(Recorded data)

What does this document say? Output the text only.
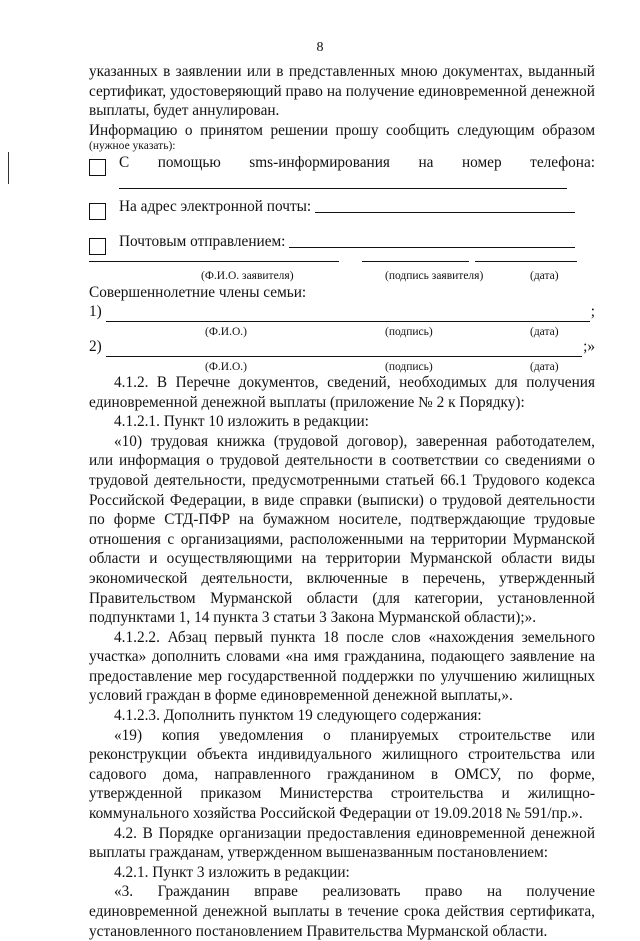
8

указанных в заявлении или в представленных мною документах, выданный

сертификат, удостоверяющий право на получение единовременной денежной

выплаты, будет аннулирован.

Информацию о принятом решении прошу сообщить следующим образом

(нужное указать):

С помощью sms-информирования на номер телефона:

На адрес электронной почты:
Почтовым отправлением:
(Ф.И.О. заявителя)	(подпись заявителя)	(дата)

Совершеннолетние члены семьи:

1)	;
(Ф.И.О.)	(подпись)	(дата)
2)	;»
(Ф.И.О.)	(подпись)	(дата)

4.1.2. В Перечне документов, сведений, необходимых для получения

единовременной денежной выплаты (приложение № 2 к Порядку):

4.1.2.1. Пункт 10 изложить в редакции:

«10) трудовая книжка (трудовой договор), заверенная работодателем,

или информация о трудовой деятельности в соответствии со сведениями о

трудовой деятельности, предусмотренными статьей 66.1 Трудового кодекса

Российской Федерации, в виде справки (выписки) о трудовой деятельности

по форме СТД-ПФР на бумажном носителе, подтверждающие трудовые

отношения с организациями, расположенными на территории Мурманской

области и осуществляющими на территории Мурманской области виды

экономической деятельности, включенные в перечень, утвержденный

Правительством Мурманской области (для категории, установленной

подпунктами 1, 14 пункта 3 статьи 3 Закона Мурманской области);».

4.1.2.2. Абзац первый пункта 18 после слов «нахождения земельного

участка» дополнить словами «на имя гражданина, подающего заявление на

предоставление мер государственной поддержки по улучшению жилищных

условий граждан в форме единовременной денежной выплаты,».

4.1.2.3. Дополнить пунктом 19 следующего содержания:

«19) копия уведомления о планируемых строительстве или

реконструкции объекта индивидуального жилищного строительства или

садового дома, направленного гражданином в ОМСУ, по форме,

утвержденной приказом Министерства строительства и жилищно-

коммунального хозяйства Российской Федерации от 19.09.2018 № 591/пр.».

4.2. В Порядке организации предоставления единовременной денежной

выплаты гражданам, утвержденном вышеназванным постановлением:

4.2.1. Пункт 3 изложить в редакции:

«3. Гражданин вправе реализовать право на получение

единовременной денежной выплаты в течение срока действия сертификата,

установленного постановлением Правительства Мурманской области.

What is being asked: Using the records above, say how many lines include the string "изложить". Only the number is wanted.

Solution to this problem: 2